YOUR TASK: Copy every entry word for word. Skip the pictures.

DATASET RECORDS:
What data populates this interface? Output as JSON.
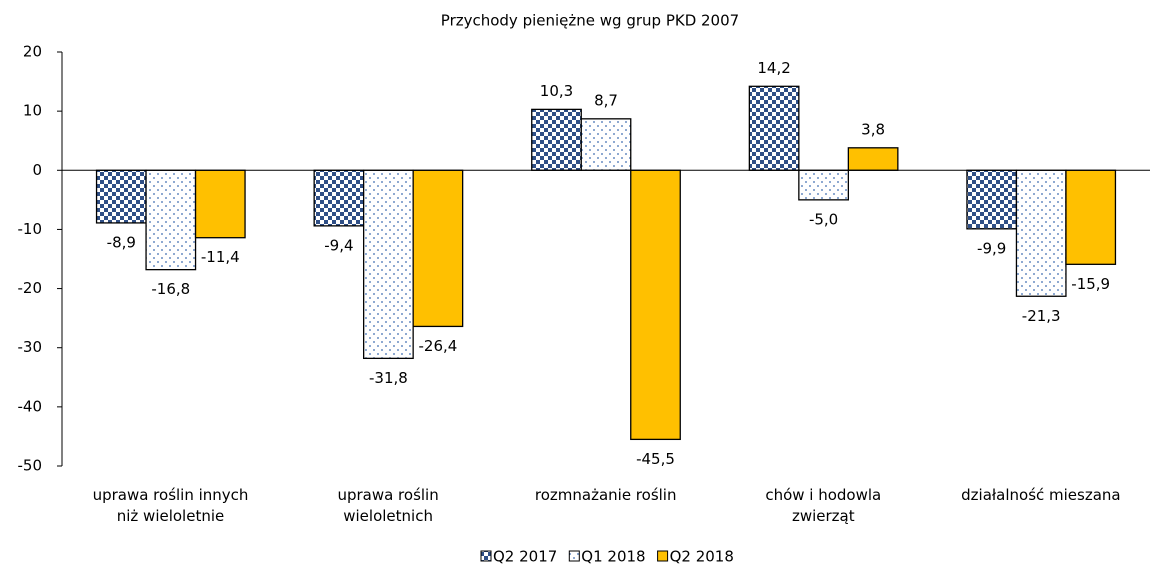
{
  "chart_data": {
    "type": "bar",
    "title": "Przychody pieniężne wg grup PKD 2007",
    "categories": [
      "uprawa roślin innych\nniż wieloletnie",
      "uprawa roślin\nwieloletnich",
      "rozmnażanie roślin",
      "chów i hodowla\nzwierząt",
      "działalność mieszana"
    ],
    "series": [
      {
        "name": "Q2 2017",
        "color": "#2f4f86",
        "values": [
          -8.9,
          -9.4,
          10.3,
          14.2,
          -9.9
        ],
        "value_labels": [
          "-8,9",
          "-9,4",
          "10,3",
          "14,2",
          "-9,9"
        ]
      },
      {
        "name": "Q1 2018",
        "color": "#3d6cb0",
        "values": [
          -16.8,
          -31.8,
          8.7,
          -5.0,
          -21.3
        ],
        "value_labels": [
          "-16,8",
          "-31,8",
          "8,7",
          "-5,0",
          "-21,3"
        ]
      },
      {
        "name": "Q2 2018",
        "color": "#ffc000",
        "values": [
          -11.4,
          -26.4,
          -45.5,
          3.8,
          -15.9
        ],
        "value_labels": [
          "-11,4",
          "-26,4",
          "-45,5",
          "3,8",
          "-15,9"
        ]
      }
    ],
    "ylim": [
      -50,
      20
    ],
    "yticks": [
      -50,
      -40,
      -30,
      -20,
      -10,
      0,
      10,
      20
    ],
    "legend": "bottom"
  }
}
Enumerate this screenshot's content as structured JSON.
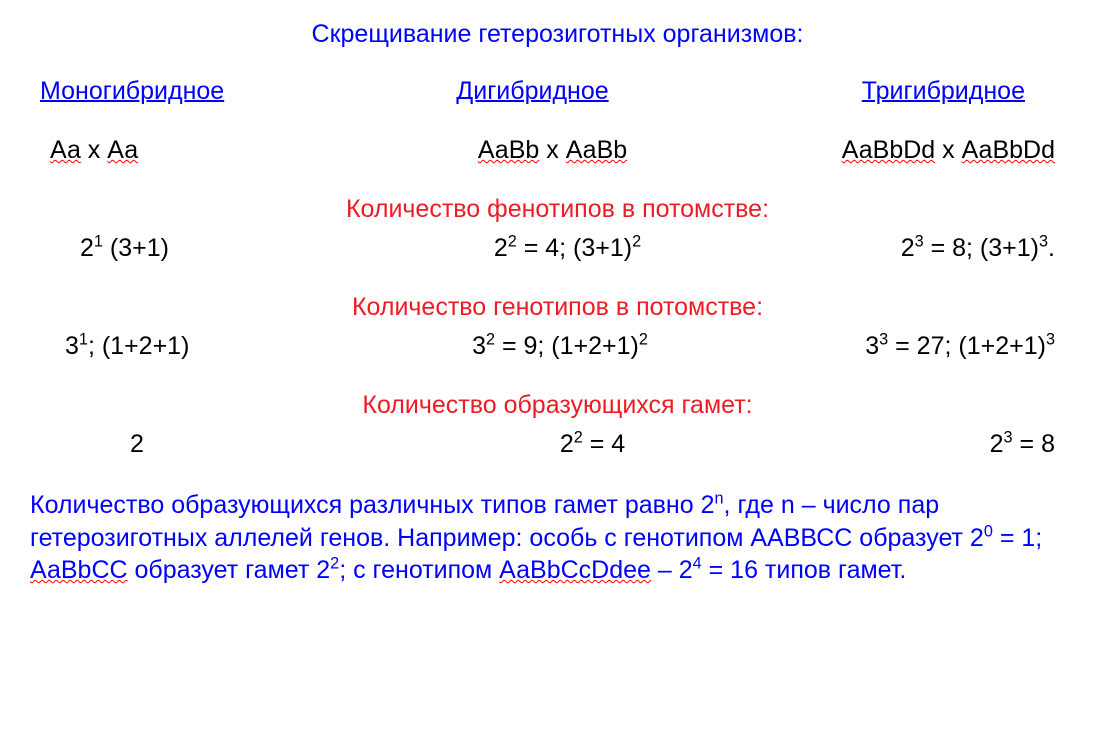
{
  "colors": {
    "blue": "#0000ff",
    "red": "#ed1c24",
    "black": "#000000",
    "wavy": "#ff0000",
    "background": "#ffffff"
  },
  "title": "Скрещивание гетерозиготных организмов:",
  "headers": {
    "mono": "Моногибридное",
    "di": "Дигибридное",
    "tri": "Тригибридное"
  },
  "crosses": {
    "mono": {
      "p1": "Аа",
      "mid": " х ",
      "p2": "Аа"
    },
    "di": {
      "p1": "АаВb",
      "mid": " х ",
      "p2": "АаВb"
    },
    "tri": {
      "p1": "АаВbDd",
      "mid": " х ",
      "p2": "АаВbDd"
    }
  },
  "sections": {
    "phenotypes": "Количество фенотипов в потомстве:",
    "genotypes": "Количество генотипов в потомстве:",
    "gametes": "Количество образующихся гамет:"
  },
  "phen": {
    "mono": {
      "base1": "2",
      "sup1": "1",
      "tail": " (3+1)"
    },
    "di": {
      "base1": "2",
      "sup1": "2",
      "mid": " = 4; (3+1)",
      "sup2": "2"
    },
    "tri": {
      "base1": "2",
      "sup1": "3",
      "mid": " = 8; (3+1)",
      "sup2": "3",
      "dot": "."
    }
  },
  "geno": {
    "mono": {
      "base1": "3",
      "sup1": "1",
      "tail": "; (1+2+1)"
    },
    "di": {
      "base1": "3",
      "sup1": "2",
      "mid": " = 9; (1+2+1)",
      "sup2": "2"
    },
    "tri": {
      "base1": "3",
      "sup1": "3",
      "mid": " = 27; (1+2+1)",
      "sup2": "3"
    }
  },
  "gam": {
    "mono": "2",
    "di": {
      "base": "2",
      "sup": "2",
      "tail": " = 4"
    },
    "tri": {
      "base": "2",
      "sup": "3",
      "tail": " = 8"
    }
  },
  "footer": {
    "t1": "Количество образующихся различных типов гамет равно 2",
    "sup_n": "n",
    "t2": ", где n – число пар гетерозиготных аллелей генов. Например: особь с генотипом ААВВСС образует 2",
    "sup0": "0",
    "t3": " = 1; ",
    "g2": "АаВbСС",
    "t4": " образует гамет 2",
    "sup2": "2",
    "t5": "; с генотипом ",
    "g3": "АаВbСсDdее",
    "t6": " – 2",
    "sup4": "4",
    "t7": " = 16 типов гамет."
  }
}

FULL SOLUTION:
What data populates this interface? Output as JSON.
{
  "chart_data": {
    "type": "bar",
    "title": "Przychody pieniężne wg grup PKD 2007",
    "categories": [
      "uprawa roślin innych\nniż wieloletnie",
      "uprawa roślin\nwieloletnich",
      "rozmnażanie roślin",
      "chów i hodowla\nzwierząt",
      "działalność mieszana"
    ],
    "series": [
      {
        "name": "Q2 2017",
        "color": "#2f4f86",
        "values": [
          -8.9,
          -9.4,
          10.3,
          14.2,
          -9.9
        ],
        "value_labels": [
          "-8,9",
          "-9,4",
          "10,3",
          "14,2",
          "-9,9"
        ]
      },
      {
        "name": "Q1 2018",
        "color": "#3d6cb0",
        "values": [
          -16.8,
          -31.8,
          8.7,
          -5.0,
          -21.3
        ],
        "value_labels": [
          "-16,8",
          "-31,8",
          "8,7",
          "-5,0",
          "-21,3"
        ]
      },
      {
        "name": "Q2 2018",
        "color": "#ffc000",
        "values": [
          -11.4,
          -26.4,
          -45.5,
          3.8,
          -15.9
        ],
        "value_labels": [
          "-11,4",
          "-26,4",
          "-45,5",
          "3,8",
          "-15,9"
        ]
      }
    ],
    "ylim": [
      -50,
      20
    ],
    "yticks": [
      -50,
      -40,
      -30,
      -20,
      -10,
      0,
      10,
      20
    ],
    "legend": "bottom"
  }
}
Enumerate this screenshot's content as structured JSON.
{
  "colors": {
    "blue": "#0000ff",
    "red": "#ed1c24",
    "black": "#000000",
    "wavy": "#ff0000",
    "background": "#ffffff"
  },
  "title": "Скрещивание гетерозиготных организмов:",
  "headers": {
    "mono": "Моногибридное",
    "di": "Дигибридное",
    "tri": "Тригибридное"
  },
  "crosses": {
    "mono": {
      "p1": "Аа",
      "mid": " х ",
      "p2": "Аа"
    },
    "di": {
      "p1": "АаВb",
      "mid": " х ",
      "p2": "АаВb"
    },
    "tri": {
      "p1": "АаВbDd",
      "mid": " х ",
      "p2": "АаВbDd"
    }
  },
  "sections": {
    "phenotypes": "Количество фенотипов в потомстве:",
    "genotypes": "Количество генотипов в потомстве:",
    "gametes": "Количество образующихся гамет:"
  },
  "phen": {
    "mono": {
      "base1": "2",
      "sup1": "1",
      "tail": " (3+1)"
    },
    "di": {
      "base1": "2",
      "sup1": "2",
      "mid": " = 4; (3+1)",
      "sup2": "2"
    },
    "tri": {
      "base1": "2",
      "sup1": "3",
      "mid": " = 8; (3+1)",
      "sup2": "3",
      "dot": "."
    }
  },
  "geno": {
    "mono": {
      "base1": "3",
      "sup1": "1",
      "tail": "; (1+2+1)"
    },
    "di": {
      "base1": "3",
      "sup1": "2",
      "mid": " = 9; (1+2+1)",
      "sup2": "2"
    },
    "tri": {
      "base1": "3",
      "sup1": "3",
      "mid": " = 27; (1+2+1)",
      "sup2": "3"
    }
  },
  "gam": {
    "mono": "2",
    "di": {
      "base": "2",
      "sup": "2",
      "tail": " = 4"
    },
    "tri": {
      "base": "2",
      "sup": "3",
      "tail": " = 8"
    }
  },
  "footer": {
    "t1": "Количество образующихся различных типов гамет равно 2",
    "sup_n": "n",
    "t2": ", где n – число пар гетерозиготных аллелей генов. Например: особь с генотипом ААВВСС образует 2",
    "sup0": "0",
    "t3": " = 1; ",
    "g2": "АаВbСС",
    "t4": " образует гамет 2",
    "sup2": "2",
    "t5": "; с генотипом ",
    "g3": "АаВbСсDdее",
    "t6": " – 2",
    "sup4": "4",
    "t7": " = 16 типов гамет."
  }
}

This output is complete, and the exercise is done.